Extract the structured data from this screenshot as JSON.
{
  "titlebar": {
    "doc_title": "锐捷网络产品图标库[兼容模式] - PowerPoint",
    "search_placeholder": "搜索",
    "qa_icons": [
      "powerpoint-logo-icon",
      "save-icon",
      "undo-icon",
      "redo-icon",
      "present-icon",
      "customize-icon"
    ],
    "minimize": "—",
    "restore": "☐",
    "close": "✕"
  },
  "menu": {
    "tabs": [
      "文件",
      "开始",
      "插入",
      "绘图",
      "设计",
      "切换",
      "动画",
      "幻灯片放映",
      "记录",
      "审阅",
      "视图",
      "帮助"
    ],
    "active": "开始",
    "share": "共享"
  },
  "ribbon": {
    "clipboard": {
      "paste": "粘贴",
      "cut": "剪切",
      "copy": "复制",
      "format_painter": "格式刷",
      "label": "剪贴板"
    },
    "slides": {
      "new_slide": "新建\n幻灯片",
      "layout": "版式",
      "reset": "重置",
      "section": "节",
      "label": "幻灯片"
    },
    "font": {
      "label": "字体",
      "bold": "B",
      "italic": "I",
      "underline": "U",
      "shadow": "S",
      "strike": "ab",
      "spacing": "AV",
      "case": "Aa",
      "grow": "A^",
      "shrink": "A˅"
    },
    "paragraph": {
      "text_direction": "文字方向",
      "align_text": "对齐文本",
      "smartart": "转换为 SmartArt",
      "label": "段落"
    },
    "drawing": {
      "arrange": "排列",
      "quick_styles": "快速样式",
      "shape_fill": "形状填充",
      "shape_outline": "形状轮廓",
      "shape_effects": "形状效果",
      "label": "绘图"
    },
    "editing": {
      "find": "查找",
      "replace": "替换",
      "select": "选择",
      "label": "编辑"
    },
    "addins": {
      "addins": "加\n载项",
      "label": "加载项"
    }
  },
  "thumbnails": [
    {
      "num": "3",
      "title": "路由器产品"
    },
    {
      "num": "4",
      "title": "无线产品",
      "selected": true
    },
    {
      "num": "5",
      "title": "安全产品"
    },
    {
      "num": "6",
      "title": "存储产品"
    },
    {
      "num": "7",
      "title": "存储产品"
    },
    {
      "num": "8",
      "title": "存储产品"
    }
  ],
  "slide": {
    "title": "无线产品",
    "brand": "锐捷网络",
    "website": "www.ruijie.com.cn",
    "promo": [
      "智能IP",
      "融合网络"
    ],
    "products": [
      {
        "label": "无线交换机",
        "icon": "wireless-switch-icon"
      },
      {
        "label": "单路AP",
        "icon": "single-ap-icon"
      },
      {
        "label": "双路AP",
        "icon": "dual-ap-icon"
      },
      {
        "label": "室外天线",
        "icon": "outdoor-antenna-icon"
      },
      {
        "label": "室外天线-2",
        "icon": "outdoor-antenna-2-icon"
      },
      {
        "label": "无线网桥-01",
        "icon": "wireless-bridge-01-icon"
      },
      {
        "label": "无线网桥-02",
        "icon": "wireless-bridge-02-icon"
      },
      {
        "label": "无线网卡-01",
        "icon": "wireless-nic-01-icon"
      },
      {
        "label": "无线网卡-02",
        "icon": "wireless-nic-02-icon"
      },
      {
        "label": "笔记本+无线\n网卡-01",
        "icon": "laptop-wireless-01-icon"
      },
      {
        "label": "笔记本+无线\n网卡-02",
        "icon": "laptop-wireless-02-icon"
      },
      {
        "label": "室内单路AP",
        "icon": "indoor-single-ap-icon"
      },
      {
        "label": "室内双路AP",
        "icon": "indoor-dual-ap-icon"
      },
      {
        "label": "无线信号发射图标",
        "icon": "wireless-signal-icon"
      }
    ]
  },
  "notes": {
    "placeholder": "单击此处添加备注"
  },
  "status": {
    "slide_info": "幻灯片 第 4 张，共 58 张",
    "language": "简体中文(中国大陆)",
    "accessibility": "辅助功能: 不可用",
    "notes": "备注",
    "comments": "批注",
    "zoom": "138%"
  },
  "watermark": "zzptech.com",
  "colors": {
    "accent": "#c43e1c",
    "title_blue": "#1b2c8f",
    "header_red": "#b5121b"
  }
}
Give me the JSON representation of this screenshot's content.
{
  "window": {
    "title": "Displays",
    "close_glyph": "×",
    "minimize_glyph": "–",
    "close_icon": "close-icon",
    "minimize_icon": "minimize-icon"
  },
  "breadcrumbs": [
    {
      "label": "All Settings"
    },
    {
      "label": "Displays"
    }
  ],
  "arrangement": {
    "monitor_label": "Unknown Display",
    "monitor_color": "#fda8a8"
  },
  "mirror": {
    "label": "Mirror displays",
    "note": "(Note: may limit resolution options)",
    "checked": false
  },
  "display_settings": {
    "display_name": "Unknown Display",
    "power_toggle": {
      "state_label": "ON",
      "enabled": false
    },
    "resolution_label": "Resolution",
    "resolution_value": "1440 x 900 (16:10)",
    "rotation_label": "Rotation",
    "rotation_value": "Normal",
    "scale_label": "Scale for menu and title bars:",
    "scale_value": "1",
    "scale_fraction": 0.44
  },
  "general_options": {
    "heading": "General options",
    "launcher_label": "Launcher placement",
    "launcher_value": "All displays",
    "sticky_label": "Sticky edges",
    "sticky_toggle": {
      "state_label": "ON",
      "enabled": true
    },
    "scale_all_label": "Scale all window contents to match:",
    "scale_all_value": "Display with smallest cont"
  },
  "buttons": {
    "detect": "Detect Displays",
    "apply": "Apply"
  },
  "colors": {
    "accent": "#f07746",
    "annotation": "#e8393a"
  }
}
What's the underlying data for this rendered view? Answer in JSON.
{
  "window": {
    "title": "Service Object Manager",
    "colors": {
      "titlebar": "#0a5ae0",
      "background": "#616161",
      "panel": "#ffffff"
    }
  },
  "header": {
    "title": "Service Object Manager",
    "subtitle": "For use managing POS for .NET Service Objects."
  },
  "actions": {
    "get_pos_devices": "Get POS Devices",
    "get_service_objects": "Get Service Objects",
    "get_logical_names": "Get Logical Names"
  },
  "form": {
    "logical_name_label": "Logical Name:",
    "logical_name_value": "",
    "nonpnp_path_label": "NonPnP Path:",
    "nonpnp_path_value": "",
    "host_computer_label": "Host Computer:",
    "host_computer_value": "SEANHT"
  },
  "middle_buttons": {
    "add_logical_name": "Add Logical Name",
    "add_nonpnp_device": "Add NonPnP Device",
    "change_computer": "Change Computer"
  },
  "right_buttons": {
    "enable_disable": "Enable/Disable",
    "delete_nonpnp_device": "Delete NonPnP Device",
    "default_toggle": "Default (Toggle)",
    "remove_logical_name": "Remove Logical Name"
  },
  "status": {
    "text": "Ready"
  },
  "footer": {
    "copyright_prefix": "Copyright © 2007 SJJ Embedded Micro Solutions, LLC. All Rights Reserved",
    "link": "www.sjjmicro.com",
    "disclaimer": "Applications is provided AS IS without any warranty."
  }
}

=-=-=-=-=

== Exercise ==
Using the listing above, return all lines where the word "Unknown" occurs.

== In response ==
    "monitor_label": "Unknown Display",
    "display_name": "Unknown Display",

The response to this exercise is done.